→ **What you are asked to do**: How many lines of these entries hold the string "Note"? Reply with the number alone.

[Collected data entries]
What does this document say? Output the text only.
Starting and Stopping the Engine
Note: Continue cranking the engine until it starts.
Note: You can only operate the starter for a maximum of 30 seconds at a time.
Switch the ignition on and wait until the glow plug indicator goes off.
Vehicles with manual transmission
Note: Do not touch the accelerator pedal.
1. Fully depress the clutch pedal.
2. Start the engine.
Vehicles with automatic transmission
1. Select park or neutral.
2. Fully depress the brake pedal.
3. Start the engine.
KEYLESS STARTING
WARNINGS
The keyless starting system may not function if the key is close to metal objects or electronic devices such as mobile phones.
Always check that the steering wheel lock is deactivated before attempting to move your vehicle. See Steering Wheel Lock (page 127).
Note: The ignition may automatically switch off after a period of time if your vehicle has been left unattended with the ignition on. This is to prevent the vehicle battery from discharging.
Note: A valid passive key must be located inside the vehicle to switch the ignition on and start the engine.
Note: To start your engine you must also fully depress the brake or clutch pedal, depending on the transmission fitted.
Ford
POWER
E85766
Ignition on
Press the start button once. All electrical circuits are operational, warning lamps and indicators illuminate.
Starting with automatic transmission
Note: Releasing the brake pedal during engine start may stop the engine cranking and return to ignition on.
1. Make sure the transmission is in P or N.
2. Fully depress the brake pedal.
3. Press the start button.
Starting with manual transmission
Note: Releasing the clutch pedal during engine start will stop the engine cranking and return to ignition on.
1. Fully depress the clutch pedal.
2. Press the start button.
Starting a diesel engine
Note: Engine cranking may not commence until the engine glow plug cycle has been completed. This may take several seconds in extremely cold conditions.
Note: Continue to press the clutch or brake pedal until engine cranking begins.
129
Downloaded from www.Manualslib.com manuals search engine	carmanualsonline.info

→ **Task result**: 10